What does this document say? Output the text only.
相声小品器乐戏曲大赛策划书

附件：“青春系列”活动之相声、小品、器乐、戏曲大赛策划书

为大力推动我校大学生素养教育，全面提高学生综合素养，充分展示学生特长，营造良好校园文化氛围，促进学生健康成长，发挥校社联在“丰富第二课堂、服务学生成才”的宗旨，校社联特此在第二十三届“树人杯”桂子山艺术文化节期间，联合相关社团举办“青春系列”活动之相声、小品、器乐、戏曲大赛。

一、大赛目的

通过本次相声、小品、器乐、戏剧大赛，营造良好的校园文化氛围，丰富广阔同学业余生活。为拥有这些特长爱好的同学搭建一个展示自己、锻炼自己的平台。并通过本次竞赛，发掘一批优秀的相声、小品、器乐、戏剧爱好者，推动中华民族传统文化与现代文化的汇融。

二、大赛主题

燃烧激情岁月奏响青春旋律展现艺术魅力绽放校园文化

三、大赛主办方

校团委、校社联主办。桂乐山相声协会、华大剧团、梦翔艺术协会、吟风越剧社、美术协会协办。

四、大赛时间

-----

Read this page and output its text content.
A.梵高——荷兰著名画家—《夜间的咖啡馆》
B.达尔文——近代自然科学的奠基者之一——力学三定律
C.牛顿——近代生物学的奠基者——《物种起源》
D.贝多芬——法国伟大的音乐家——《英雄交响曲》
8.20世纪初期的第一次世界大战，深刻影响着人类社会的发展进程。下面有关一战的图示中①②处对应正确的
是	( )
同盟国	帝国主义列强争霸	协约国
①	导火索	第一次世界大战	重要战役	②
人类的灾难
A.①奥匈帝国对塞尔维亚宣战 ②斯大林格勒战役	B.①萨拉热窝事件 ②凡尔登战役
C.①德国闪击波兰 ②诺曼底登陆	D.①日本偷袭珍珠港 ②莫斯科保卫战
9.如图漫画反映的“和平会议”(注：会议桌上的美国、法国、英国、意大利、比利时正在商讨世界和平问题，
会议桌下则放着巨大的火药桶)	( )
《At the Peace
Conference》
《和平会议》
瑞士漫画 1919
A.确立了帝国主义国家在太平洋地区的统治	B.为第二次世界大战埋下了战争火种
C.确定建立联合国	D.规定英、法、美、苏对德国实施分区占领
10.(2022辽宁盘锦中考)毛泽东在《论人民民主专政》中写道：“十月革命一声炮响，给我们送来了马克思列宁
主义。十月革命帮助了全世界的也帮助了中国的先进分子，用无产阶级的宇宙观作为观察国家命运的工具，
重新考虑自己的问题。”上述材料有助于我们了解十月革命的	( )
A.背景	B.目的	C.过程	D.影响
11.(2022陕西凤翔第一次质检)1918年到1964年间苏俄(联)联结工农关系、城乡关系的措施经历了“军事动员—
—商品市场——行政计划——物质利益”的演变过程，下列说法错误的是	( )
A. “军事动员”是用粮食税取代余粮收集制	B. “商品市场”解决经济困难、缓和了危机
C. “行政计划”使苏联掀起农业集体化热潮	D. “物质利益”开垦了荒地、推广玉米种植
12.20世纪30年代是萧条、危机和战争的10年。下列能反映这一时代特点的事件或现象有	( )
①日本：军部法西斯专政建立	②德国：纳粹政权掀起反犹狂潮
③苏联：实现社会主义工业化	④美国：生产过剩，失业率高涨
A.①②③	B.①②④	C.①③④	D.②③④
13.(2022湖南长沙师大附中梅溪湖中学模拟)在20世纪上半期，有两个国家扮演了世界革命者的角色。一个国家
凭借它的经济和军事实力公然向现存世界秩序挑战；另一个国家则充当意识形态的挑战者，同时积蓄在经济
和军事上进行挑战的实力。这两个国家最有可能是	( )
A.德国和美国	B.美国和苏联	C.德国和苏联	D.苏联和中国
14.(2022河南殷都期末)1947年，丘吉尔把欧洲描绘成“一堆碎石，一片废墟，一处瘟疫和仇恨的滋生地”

-----

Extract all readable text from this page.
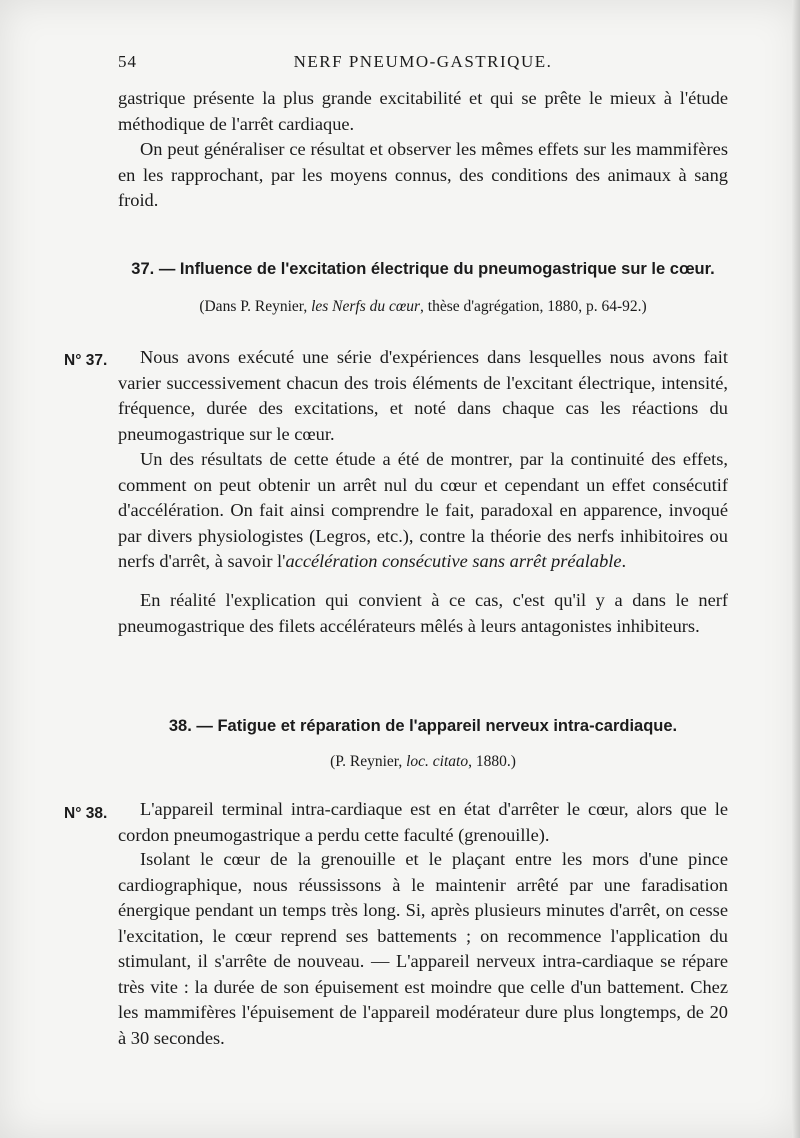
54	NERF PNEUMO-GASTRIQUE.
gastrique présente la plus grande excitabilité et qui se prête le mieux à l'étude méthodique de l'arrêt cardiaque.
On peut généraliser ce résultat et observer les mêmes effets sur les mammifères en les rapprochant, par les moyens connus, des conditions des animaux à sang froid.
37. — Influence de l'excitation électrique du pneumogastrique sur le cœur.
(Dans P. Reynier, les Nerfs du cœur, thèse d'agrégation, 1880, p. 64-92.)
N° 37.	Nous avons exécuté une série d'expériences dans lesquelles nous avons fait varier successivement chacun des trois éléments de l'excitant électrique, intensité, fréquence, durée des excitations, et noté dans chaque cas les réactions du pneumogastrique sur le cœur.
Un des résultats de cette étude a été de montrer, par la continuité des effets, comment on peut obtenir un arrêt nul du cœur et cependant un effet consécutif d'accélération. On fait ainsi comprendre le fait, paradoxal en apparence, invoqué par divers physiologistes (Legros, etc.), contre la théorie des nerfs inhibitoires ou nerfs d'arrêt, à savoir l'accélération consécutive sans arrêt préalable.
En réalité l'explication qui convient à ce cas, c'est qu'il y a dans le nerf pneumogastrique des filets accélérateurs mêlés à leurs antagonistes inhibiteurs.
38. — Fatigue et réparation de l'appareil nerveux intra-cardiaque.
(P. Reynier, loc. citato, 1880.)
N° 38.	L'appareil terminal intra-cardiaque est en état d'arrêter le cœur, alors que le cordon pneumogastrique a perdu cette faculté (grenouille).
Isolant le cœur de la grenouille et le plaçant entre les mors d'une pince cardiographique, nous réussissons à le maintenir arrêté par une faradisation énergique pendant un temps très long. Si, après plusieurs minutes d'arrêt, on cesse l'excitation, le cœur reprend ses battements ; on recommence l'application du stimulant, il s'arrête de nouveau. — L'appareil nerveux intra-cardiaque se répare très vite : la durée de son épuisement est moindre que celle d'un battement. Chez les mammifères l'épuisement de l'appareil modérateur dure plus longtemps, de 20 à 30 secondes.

-----

How many lines in the records above contain the word "durée"? Reply with the number and nothing more.

> ANSWER FOR THE TASK
2